WORK TO COMPLETE:
1. In the passage on graphing distributions, copy word for word the span that begins at the words "If you don’t" and stops after "in the dialog.".
2. In the passage on graphing distributions, list every item named in the Graphs menu group whose dialogs construct graphs of the distribution of a numerical variable.
3. According to the passage on graphing distributions, which button can you press to conveniently experiment with the number of histogram bins?

SUPPLIED PASSAGE:
____
5.3 Graphing Distributions of Variables

I’ll use the Canadian occupational prestige data, read from the car package earlier in this chapter, to illustrate graphing distributions. There are, at this point in the chapter, two data sets in memory—the Prestige data set and the Adler data set—and the latter is the active data set. To change the active data set, I click on the Data set button in the R Commander toolbar and select Prestige in the resulting dialog.
4

5.3.1 Graphing Numerical Data

The R Commander Graphs menu (see Figure A.6 on
page 203
) is divided into several groups of items, the second of which leads to dialogs for constructing graphs of the distribution of a numerical variable: Index plot, Dot plot, Histogram, nonparametric Density estimate, Stem-and-leaf display, Boxplot, and theoretical Quantile-comparison plot. Many of these graphs—specifically, dot plots, histograms, density estimates, and boxplots—can also show the distribution of a numeric variable within levels of (i.e., conditional on) a factor, and stem-and-leaf displays can be drawn back-to-back for the two levels of a dichotomous factor (see the example in
Section 6.1.1
).

Selecting Graphs > Histogram produces the dialog box in
Figure 5.8
. The Data tab, at the top of the figure, allows you to choose a numeric variable; I select income. Clicking the Plot by groups button brings up the Groups sub-dialog shown at the center of the figure; because there is only one factor in the data set, type, it is preselected. Clicking OK in the Groups sub-dialog returns to the main dialog, and now the Plot by button reads Plot by: type. The Options tab is at the bottom of
Figure 5.8
. Leaving all of the options at their defaults and clicking OK produces the vertically aligned histograms in
Figure 5.9
.

If you don’t like the default number of bins, which results from leaving the Number of bins text box at <auto>, you can type a target number for the number of bins:
5
As a general matter, as you increase the number of bins, the width of each bin decreases. You can conveniently experiment with the number of bins by pressing the Apply button rather than the OK button in the dialog.

The dialogs for the other distributional displays differ only in their Options tabs and whether or not (as noted above) they support plotting by groups.
Figure 5.10
shows the default distributional displays for education in the Canadian occupational prestige data set.
6
There is also a “rug plot” at the bottom of the density estimate (center-right panel), showing the location of the data values. By default the quantile-comparison plot (lower-right) compares the distribution of the data to the normal distribution, but you can also plot against other theoretical distributions.
____
SUPPLIED INFORMATION:
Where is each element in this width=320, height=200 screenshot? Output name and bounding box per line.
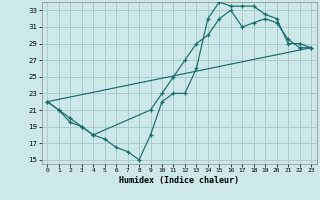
X-axis label: Humidex (Indice chaleur): Humidex (Indice chaleur) <box>119 176 239 185</box>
____
ANSWERS PER TASK:
1.
If you don’t like the default number of bins, which results from leaving the Number of bins text box at <auto>, you can type a target number for the number of bins:
5
As a general matter, as you increase the number of bins, the width of each bin decreases. You can conveniently experiment with the number of bins by pressing the Apply button rather than the OK button in the dialog.

2.
Index plot
Dot plot
Histogram
Nonparametric Density estimate
Stem-and-leaf display
Boxplot
Theoretical Quantile-comparison plot

3. The Apply button, rather than the OK button.